═══ Items
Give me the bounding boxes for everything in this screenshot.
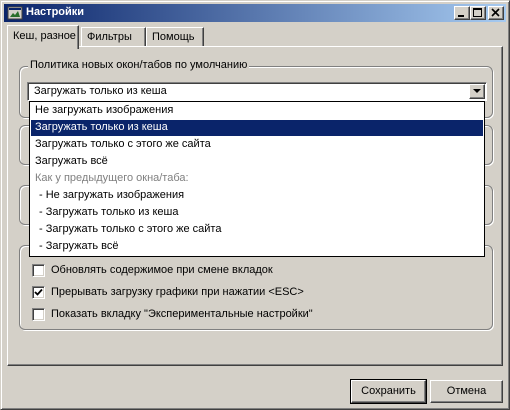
chevron-down-icon: [473, 89, 481, 93]
maximize-button[interactable]: [470, 6, 486, 20]
settings-window: Настройки Кеш, разное Фильтры Помощь Пол…: [0, 0, 510, 410]
tab-help[interactable]: Помощь: [146, 27, 204, 47]
policy-combobox[interactable]: Загружать только из кеша: [27, 82, 487, 101]
checkbox-label: Обновлять содержимое при смене вкладок: [51, 264, 273, 276]
close-icon: [491, 8, 500, 17]
app-icon: [7, 5, 23, 21]
combobox-value: Загружать только из кеша: [34, 85, 167, 97]
tab-label: Помощь: [152, 31, 195, 43]
tab-cache-misc[interactable]: Кеш, разное: [7, 25, 79, 49]
dropdown-option[interactable]: Загружать всё: [31, 154, 483, 170]
dropdown-option[interactable]: - Не загружать изображения: [31, 188, 483, 204]
dropdown-option[interactable]: - Загружать только с этого же сайта: [31, 222, 483, 238]
minimize-icon: [458, 15, 464, 17]
combobox-dropdown-button[interactable]: [469, 84, 485, 99]
dropdown-option[interactable]: - Загружать всё: [31, 239, 483, 255]
checkbox-box[interactable]: [32, 286, 45, 299]
checkbox-label: Прерывать загрузку графики при нажатии <…: [51, 286, 304, 298]
dropdown-option-selected[interactable]: Загружать только из кеша: [31, 120, 483, 136]
tab-filters[interactable]: Фильтры: [81, 27, 146, 47]
title-bar[interactable]: Настройки: [4, 4, 506, 22]
checkbox-box[interactable]: [32, 264, 45, 277]
dropdown-option[interactable]: - Загружать только из кеша: [31, 205, 483, 221]
policy-dropdown-list: Не загружать изображения Загружать тольк…: [29, 101, 485, 257]
cancel-button[interactable]: Отмена: [430, 380, 503, 403]
checkbox-box[interactable]: [32, 308, 45, 321]
dropdown-option[interactable]: Не загружать изображения: [31, 103, 483, 119]
dropdown-section-header: Как у предыдущего окна/таба:: [35, 172, 189, 184]
window-title: Настройки: [26, 6, 85, 18]
minimize-button[interactable]: [454, 6, 470, 20]
tab-label: Фильтры: [87, 31, 132, 43]
checkbox-label: Показать вкладку "Экспериментальные наст…: [51, 308, 313, 320]
policy-group-label: Политика новых окон/табов по умолчанию: [28, 59, 250, 71]
checkmark-icon: [34, 288, 43, 296]
tab-label: Кеш, разное: [13, 30, 76, 42]
close-button[interactable]: [488, 6, 504, 20]
maximize-icon: [473, 8, 482, 17]
dropdown-option[interactable]: Загружать только с этого же сайта: [31, 137, 483, 153]
save-button[interactable]: Сохранить: [350, 379, 427, 404]
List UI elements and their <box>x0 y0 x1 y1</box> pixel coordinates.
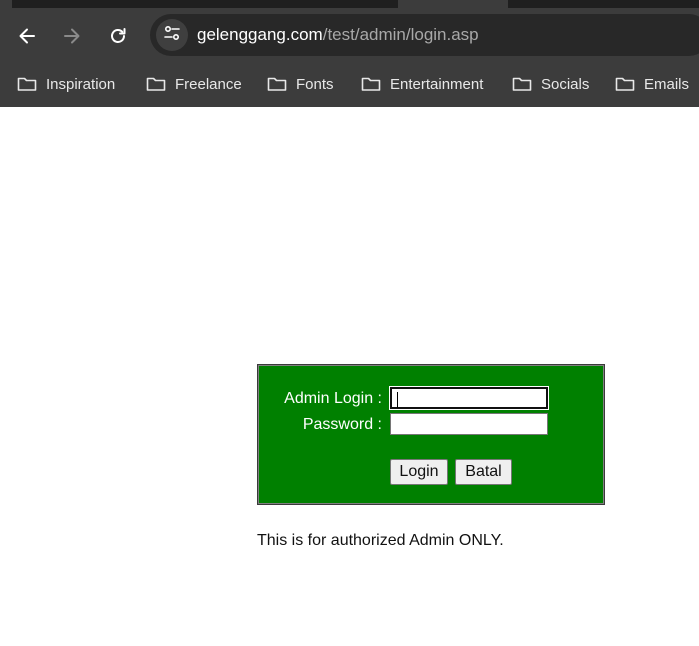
bookmark-socials[interactable]: Socials <box>512 72 589 96</box>
tab-edge <box>398 0 508 8</box>
bookmark-fonts[interactable]: Fonts <box>267 72 334 96</box>
login-button[interactable]: Login <box>390 459 448 485</box>
bookmark-label: Freelance <box>175 75 242 93</box>
bookmark-entertainment[interactable]: Entertainment <box>361 72 483 96</box>
text-caret <box>397 392 398 408</box>
bookmark-inspiration[interactable]: Inspiration <box>17 72 115 96</box>
bookmark-label: Entertainment <box>390 75 484 93</box>
url-text[interactable]: gelenggang.com/test/admin/login.asp <box>197 25 479 45</box>
bookmark-label: Fonts <box>296 75 334 93</box>
reload-icon <box>108 26 128 46</box>
forward-button[interactable] <box>56 20 88 52</box>
username-input[interactable] <box>390 387 548 409</box>
tune-icon <box>163 24 181 47</box>
password-label: Password : <box>302 416 382 433</box>
address-bar[interactable]: gelenggang.com/test/admin/login.asp <box>150 14 699 56</box>
url-path: /test/admin/login.asp <box>322 25 479 44</box>
cancel-button[interactable]: Batal <box>455 459 512 485</box>
folder-icon <box>615 77 635 91</box>
password-input[interactable] <box>390 413 548 435</box>
browser-chrome: gelenggang.com/test/admin/login.asp Insp… <box>0 0 699 107</box>
tab-edge <box>0 0 12 8</box>
folder-icon <box>17 77 37 91</box>
bookmark-label: Inspiration <box>46 75 116 93</box>
bookmark-label: Emails <box>644 75 690 93</box>
folder-icon <box>512 77 532 91</box>
folder-icon <box>146 77 166 91</box>
arrow-right-icon <box>62 26 82 46</box>
arrow-left-icon <box>17 26 37 46</box>
admin-login-form: Admin Login : Password : Login Batal <box>257 364 605 505</box>
bookmark-emails[interactable]: Emails <box>615 72 689 96</box>
bookmark-freelance[interactable]: Freelance <box>146 72 242 96</box>
reload-button[interactable] <box>102 20 134 52</box>
bookmarks-bar: Inspiration Freelance Fonts Entertainmen… <box>0 64 699 107</box>
username-label: Admin Login : <box>284 390 382 407</box>
site-info-button[interactable] <box>156 19 188 51</box>
authorization-notice: This is for authorized Admin ONLY. <box>257 532 504 549</box>
folder-icon <box>361 77 381 91</box>
url-host: gelenggang.com <box>197 25 323 44</box>
browser-toolbar: gelenggang.com/test/admin/login.asp <box>0 8 699 64</box>
tab-strip <box>0 0 699 8</box>
folder-icon <box>267 77 287 91</box>
bookmark-label: Socials <box>541 75 590 93</box>
back-button[interactable] <box>11 20 43 52</box>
══════
* What the task asks
Rewrite all the lines above, swapping "checkbox-box" for "checkbox-input" everywhere it occurs and leaving everything else unchanged. Omit the pictures.

* Exercise result
Give me the bounding boxes for everything in this screenshot.
chevron-down-icon: [473, 89, 481, 93]
maximize-button[interactable]: [470, 6, 486, 20]
settings-window: Настройки Кеш, разное Фильтры Помощь Пол…: [0, 0, 510, 410]
tab-help[interactable]: Помощь: [146, 27, 204, 47]
policy-combobox[interactable]: Загружать только из кеша: [27, 82, 487, 101]
checkbox-label: Обновлять содержимое при смене вкладок: [51, 264, 273, 276]
close-icon: [491, 8, 500, 17]
app-icon: [7, 5, 23, 21]
combobox-value: Загружать только из кеша: [34, 85, 167, 97]
tab-label: Помощь: [152, 31, 195, 43]
tab-cache-misc[interactable]: Кеш, разное: [7, 25, 79, 49]
dropdown-option[interactable]: Загружать всё: [31, 154, 483, 170]
dropdown-option[interactable]: - Не загружать изображения: [31, 188, 483, 204]
dropdown-option[interactable]: - Загружать только с этого же сайта: [31, 222, 483, 238]
minimize-icon: [458, 15, 464, 17]
combobox-dropdown-button[interactable]: [469, 84, 485, 99]
dropdown-option[interactable]: - Загружать всё: [31, 239, 483, 255]
checkbox-input[interactable]: [32, 286, 45, 299]
checkbox-label: Прерывать загрузку графики при нажатии <…: [51, 286, 304, 298]
dropdown-option-selected[interactable]: Загружать только из кеша: [31, 120, 483, 136]
tab-filters[interactable]: Фильтры: [81, 27, 146, 47]
title-bar[interactable]: Настройки: [4, 4, 506, 22]
checkbox-input[interactable]: [32, 264, 45, 277]
dropdown-option[interactable]: - Загружать только из кеша: [31, 205, 483, 221]
policy-dropdown-list: Не загружать изображения Загружать тольк…: [29, 101, 485, 257]
cancel-button[interactable]: Отмена: [430, 380, 503, 403]
checkbox-input[interactable]: [32, 308, 45, 321]
dropdown-option[interactable]: Не загружать изображения: [31, 103, 483, 119]
dropdown-section-header: Как у предыдущего окна/таба:: [35, 172, 189, 184]
window-title: Настройки: [26, 6, 85, 18]
minimize-button[interactable]: [454, 6, 470, 20]
tab-label: Фильтры: [87, 31, 132, 43]
checkbox-label: Показать вкладку "Экспериментальные наст…: [51, 308, 313, 320]
policy-group-label: Политика новых окон/табов по умолчанию: [28, 59, 250, 71]
checkmark-icon: [34, 288, 43, 296]
tab-label: Кеш, разное: [13, 30, 76, 42]
close-button[interactable]: [488, 6, 504, 20]
maximize-icon: [473, 8, 482, 17]
dropdown-option[interactable]: Загружать только с этого же сайта: [31, 137, 483, 153]
save-button[interactable]: Сохранить: [350, 379, 427, 404]
List UI elements and their <box>x0 y0 x1 y1</box> pixel coordinates.
bookmark-socials[interactable]: Socials <box>512 72 589 96</box>
tab-edge <box>398 0 508 8</box>
bookmark-fonts[interactable]: Fonts <box>267 72 334 96</box>
login-button[interactable]: Login <box>390 459 448 485</box>
bookmark-label: Freelance <box>175 75 242 93</box>
bookmark-entertainment[interactable]: Entertainment <box>361 72 483 96</box>
text-caret <box>397 392 398 408</box>
bookmark-inspiration[interactable]: Inspiration <box>17 72 115 96</box>
bookmark-label: Entertainment <box>390 75 484 93</box>
url-text[interactable]: gelenggang.com/test/admin/login.asp <box>197 25 479 45</box>
bookmark-label: Fonts <box>296 75 334 93</box>
reload-icon <box>108 26 128 46</box>
forward-button[interactable] <box>56 20 88 52</box>
username-input[interactable] <box>390 387 548 409</box>
tune-icon <box>163 24 181 47</box>
password-label: Password : <box>302 416 382 433</box>
address-bar[interactable]: gelenggang.com/test/admin/login.asp <box>150 14 699 56</box>
url-path: /test/admin/login.asp <box>322 25 479 44</box>
cancel-button[interactable]: Batal <box>455 459 512 485</box>
folder-icon <box>615 77 635 91</box>
password-input[interactable] <box>390 413 548 435</box>
browser-chrome: gelenggang.com/test/admin/login.asp Insp… <box>0 0 699 107</box>
tab-edge <box>0 0 12 8</box>
folder-icon <box>17 77 37 91</box>
bookmark-label: Inspiration <box>46 75 116 93</box>
bookmark-label: Emails <box>644 75 690 93</box>
folder-icon <box>512 77 532 91</box>
folder-icon <box>146 77 166 91</box>
arrow-right-icon <box>62 26 82 46</box>
arrow-left-icon <box>17 26 37 46</box>
admin-login-form: Admin Login : Password : Login Batal <box>257 364 605 505</box>
bookmark-emails[interactable]: Emails <box>615 72 689 96</box>
bookmark-freelance[interactable]: Freelance <box>146 72 242 96</box>
reload-button[interactable] <box>102 20 134 52</box>
bookmarks-bar: Inspiration Freelance Fonts Entertainmen… <box>0 64 699 107</box>
username-label: Admin Login : <box>284 390 382 407</box>
site-info-button[interactable] <box>156 19 188 51</box>
authorization-notice: This is for authorized Admin ONLY. <box>257 532 504 549</box>
folder-icon <box>361 77 381 91</box>
url-host: gelenggang.com <box>197 25 323 44</box>
browser-toolbar: gelenggang.com/test/admin/login.asp <box>0 8 699 64</box>
tab-strip <box>0 0 699 8</box>
folder-icon <box>267 77 287 91</box>
bookmark-label: Socials <box>541 75 590 93</box>
back-button[interactable] <box>11 20 43 52</box>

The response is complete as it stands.